What the exercise asks: Repeat the material below word for word and leave out all pictures.

Entries:

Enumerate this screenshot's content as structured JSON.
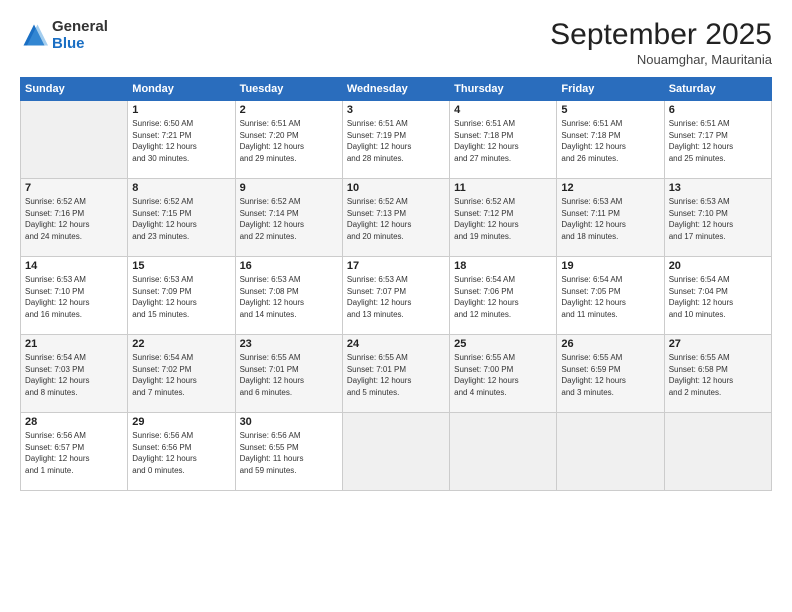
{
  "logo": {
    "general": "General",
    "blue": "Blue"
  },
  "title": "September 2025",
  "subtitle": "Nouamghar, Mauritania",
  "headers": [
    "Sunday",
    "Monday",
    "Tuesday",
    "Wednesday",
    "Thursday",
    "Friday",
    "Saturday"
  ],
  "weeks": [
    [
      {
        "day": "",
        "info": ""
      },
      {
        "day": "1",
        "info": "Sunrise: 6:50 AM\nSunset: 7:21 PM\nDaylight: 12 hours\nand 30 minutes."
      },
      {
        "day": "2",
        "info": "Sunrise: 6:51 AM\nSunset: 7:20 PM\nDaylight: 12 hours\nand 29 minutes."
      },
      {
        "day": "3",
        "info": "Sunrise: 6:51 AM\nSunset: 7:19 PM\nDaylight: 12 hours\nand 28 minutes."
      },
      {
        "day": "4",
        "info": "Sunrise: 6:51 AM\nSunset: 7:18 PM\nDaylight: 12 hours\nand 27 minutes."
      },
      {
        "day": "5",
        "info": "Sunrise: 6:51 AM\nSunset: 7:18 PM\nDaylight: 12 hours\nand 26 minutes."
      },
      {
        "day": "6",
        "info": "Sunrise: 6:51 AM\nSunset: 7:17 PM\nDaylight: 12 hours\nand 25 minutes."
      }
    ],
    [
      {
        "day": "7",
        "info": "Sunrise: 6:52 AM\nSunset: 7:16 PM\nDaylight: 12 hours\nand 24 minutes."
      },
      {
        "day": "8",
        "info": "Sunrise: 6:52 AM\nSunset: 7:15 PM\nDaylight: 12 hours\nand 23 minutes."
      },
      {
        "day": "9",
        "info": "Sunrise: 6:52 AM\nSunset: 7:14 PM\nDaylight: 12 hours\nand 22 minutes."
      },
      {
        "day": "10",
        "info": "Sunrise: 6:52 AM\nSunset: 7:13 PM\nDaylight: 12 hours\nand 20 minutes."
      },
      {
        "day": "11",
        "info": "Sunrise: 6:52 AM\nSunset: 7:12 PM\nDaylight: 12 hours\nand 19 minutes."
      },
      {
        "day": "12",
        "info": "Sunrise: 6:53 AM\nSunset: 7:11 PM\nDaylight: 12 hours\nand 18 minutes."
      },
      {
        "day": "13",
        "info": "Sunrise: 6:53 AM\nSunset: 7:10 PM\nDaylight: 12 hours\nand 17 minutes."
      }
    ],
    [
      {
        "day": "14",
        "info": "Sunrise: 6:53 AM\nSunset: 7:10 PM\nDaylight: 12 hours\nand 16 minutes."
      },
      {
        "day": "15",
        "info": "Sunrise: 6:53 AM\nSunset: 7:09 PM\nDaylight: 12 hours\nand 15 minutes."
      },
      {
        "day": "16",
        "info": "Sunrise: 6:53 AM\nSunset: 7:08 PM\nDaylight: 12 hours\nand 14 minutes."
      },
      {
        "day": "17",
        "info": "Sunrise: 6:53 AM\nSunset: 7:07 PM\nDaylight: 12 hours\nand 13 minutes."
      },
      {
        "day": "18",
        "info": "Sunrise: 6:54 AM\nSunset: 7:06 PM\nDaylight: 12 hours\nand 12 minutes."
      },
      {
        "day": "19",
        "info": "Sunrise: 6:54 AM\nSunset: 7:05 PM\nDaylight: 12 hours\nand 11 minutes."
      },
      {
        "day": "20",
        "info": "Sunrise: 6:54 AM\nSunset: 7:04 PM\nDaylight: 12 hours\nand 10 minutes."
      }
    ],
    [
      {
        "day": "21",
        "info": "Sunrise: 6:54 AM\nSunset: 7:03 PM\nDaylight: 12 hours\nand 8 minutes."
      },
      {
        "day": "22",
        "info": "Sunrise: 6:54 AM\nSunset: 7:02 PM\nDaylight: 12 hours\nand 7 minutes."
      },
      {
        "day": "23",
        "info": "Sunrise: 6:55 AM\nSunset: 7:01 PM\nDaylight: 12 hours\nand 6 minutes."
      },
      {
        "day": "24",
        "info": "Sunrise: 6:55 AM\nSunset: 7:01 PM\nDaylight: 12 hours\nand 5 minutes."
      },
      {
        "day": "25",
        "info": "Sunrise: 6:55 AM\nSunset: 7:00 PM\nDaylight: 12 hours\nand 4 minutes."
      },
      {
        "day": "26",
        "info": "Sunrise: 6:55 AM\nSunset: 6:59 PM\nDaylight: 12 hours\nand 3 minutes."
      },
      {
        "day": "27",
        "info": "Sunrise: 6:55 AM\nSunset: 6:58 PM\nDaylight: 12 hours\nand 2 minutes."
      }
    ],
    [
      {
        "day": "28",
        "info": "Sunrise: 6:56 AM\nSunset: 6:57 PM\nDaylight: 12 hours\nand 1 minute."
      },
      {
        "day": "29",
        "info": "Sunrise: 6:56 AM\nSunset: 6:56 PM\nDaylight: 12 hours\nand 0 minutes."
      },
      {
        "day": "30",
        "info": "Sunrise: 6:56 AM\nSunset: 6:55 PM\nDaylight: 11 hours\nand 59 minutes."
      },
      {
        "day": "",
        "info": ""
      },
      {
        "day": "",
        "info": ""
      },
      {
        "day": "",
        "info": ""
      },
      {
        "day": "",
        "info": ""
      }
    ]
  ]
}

The result:
Enumerate this screenshot's content as structured JSON.
{
  "logo": {
    "general": "General",
    "blue": "Blue"
  },
  "title": "September 2025",
  "subtitle": "Nouamghar, Mauritania",
  "headers": [
    "Sunday",
    "Monday",
    "Tuesday",
    "Wednesday",
    "Thursday",
    "Friday",
    "Saturday"
  ],
  "weeks": [
    [
      {
        "day": "",
        "info": ""
      },
      {
        "day": "1",
        "info": "Sunrise: 6:50 AM\nSunset: 7:21 PM\nDaylight: 12 hours\nand 30 minutes."
      },
      {
        "day": "2",
        "info": "Sunrise: 6:51 AM\nSunset: 7:20 PM\nDaylight: 12 hours\nand 29 minutes."
      },
      {
        "day": "3",
        "info": "Sunrise: 6:51 AM\nSunset: 7:19 PM\nDaylight: 12 hours\nand 28 minutes."
      },
      {
        "day": "4",
        "info": "Sunrise: 6:51 AM\nSunset: 7:18 PM\nDaylight: 12 hours\nand 27 minutes."
      },
      {
        "day": "5",
        "info": "Sunrise: 6:51 AM\nSunset: 7:18 PM\nDaylight: 12 hours\nand 26 minutes."
      },
      {
        "day": "6",
        "info": "Sunrise: 6:51 AM\nSunset: 7:17 PM\nDaylight: 12 hours\nand 25 minutes."
      }
    ],
    [
      {
        "day": "7",
        "info": "Sunrise: 6:52 AM\nSunset: 7:16 PM\nDaylight: 12 hours\nand 24 minutes."
      },
      {
        "day": "8",
        "info": "Sunrise: 6:52 AM\nSunset: 7:15 PM\nDaylight: 12 hours\nand 23 minutes."
      },
      {
        "day": "9",
        "info": "Sunrise: 6:52 AM\nSunset: 7:14 PM\nDaylight: 12 hours\nand 22 minutes."
      },
      {
        "day": "10",
        "info": "Sunrise: 6:52 AM\nSunset: 7:13 PM\nDaylight: 12 hours\nand 20 minutes."
      },
      {
        "day": "11",
        "info": "Sunrise: 6:52 AM\nSunset: 7:12 PM\nDaylight: 12 hours\nand 19 minutes."
      },
      {
        "day": "12",
        "info": "Sunrise: 6:53 AM\nSunset: 7:11 PM\nDaylight: 12 hours\nand 18 minutes."
      },
      {
        "day": "13",
        "info": "Sunrise: 6:53 AM\nSunset: 7:10 PM\nDaylight: 12 hours\nand 17 minutes."
      }
    ],
    [
      {
        "day": "14",
        "info": "Sunrise: 6:53 AM\nSunset: 7:10 PM\nDaylight: 12 hours\nand 16 minutes."
      },
      {
        "day": "15",
        "info": "Sunrise: 6:53 AM\nSunset: 7:09 PM\nDaylight: 12 hours\nand 15 minutes."
      },
      {
        "day": "16",
        "info": "Sunrise: 6:53 AM\nSunset: 7:08 PM\nDaylight: 12 hours\nand 14 minutes."
      },
      {
        "day": "17",
        "info": "Sunrise: 6:53 AM\nSunset: 7:07 PM\nDaylight: 12 hours\nand 13 minutes."
      },
      {
        "day": "18",
        "info": "Sunrise: 6:54 AM\nSunset: 7:06 PM\nDaylight: 12 hours\nand 12 minutes."
      },
      {
        "day": "19",
        "info": "Sunrise: 6:54 AM\nSunset: 7:05 PM\nDaylight: 12 hours\nand 11 minutes."
      },
      {
        "day": "20",
        "info": "Sunrise: 6:54 AM\nSunset: 7:04 PM\nDaylight: 12 hours\nand 10 minutes."
      }
    ],
    [
      {
        "day": "21",
        "info": "Sunrise: 6:54 AM\nSunset: 7:03 PM\nDaylight: 12 hours\nand 8 minutes."
      },
      {
        "day": "22",
        "info": "Sunrise: 6:54 AM\nSunset: 7:02 PM\nDaylight: 12 hours\nand 7 minutes."
      },
      {
        "day": "23",
        "info": "Sunrise: 6:55 AM\nSunset: 7:01 PM\nDaylight: 12 hours\nand 6 minutes."
      },
      {
        "day": "24",
        "info": "Sunrise: 6:55 AM\nSunset: 7:01 PM\nDaylight: 12 hours\nand 5 minutes."
      },
      {
        "day": "25",
        "info": "Sunrise: 6:55 AM\nSunset: 7:00 PM\nDaylight: 12 hours\nand 4 minutes."
      },
      {
        "day": "26",
        "info": "Sunrise: 6:55 AM\nSunset: 6:59 PM\nDaylight: 12 hours\nand 3 minutes."
      },
      {
        "day": "27",
        "info": "Sunrise: 6:55 AM\nSunset: 6:58 PM\nDaylight: 12 hours\nand 2 minutes."
      }
    ],
    [
      {
        "day": "28",
        "info": "Sunrise: 6:56 AM\nSunset: 6:57 PM\nDaylight: 12 hours\nand 1 minute."
      },
      {
        "day": "29",
        "info": "Sunrise: 6:56 AM\nSunset: 6:56 PM\nDaylight: 12 hours\nand 0 minutes."
      },
      {
        "day": "30",
        "info": "Sunrise: 6:56 AM\nSunset: 6:55 PM\nDaylight: 11 hours\nand 59 minutes."
      },
      {
        "day": "",
        "info": ""
      },
      {
        "day": "",
        "info": ""
      },
      {
        "day": "",
        "info": ""
      },
      {
        "day": "",
        "info": ""
      }
    ]
  ]
}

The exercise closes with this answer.